=== What you have to do ===
Send back the entries below exactly as they appear.

Chart and figure data
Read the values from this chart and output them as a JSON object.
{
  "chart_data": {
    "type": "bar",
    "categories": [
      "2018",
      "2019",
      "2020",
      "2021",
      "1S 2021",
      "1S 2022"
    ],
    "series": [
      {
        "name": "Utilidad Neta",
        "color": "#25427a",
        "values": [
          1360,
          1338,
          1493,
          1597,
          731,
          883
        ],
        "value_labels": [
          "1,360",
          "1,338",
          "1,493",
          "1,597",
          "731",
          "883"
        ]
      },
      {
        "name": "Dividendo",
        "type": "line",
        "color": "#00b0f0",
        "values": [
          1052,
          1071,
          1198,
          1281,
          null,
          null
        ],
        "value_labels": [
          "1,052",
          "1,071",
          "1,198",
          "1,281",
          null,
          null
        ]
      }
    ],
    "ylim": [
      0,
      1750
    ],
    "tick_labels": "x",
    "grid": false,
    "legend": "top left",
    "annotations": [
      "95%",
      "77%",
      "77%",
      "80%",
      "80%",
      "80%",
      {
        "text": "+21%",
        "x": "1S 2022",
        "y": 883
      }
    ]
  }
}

=== Task answer ===
Read the values from this chart and output them as a JSON object.
{
  "chart_data": {
    "type": "bar",
    "categories": [
      "2018",
      "2019",
      "2020",
      "2021",
      "1S 2021",
      "1S 2022"
    ],
    "series": [
      {
        "name": "Utilidad Neta",
        "color": "#25427a",
        "values": [
          1360,
          1338,
          1493,
          1597,
          731,
          883
        ],
        "value_labels": [
          "1,360",
          "1,338",
          "1,493",
          "1,597",
          "731",
          "883"
        ]
      },
      {
        "name": "Dividendo",
        "type": "line",
        "color": "#00b0f0",
        "values": [
          1052,
          1071,
          1198,
          1281,
          null,
          null
        ],
        "value_labels": [
          "1,052",
          "1,071",
          "1,198",
          "1,281",
          null,
          null
        ]
      }
    ],
    "ylim": [
      0,
      1750
    ],
    "tick_labels": "x",
    "grid": false,
    "legend": "top left",
    "annotations": [
      "95%",
      "77%",
      "77%",
      "80%",
      "80%",
      "80%",
      {
        "text": "+21%",
        "x": "1S 2022",
        "y": 883
      }
    ]
  }
}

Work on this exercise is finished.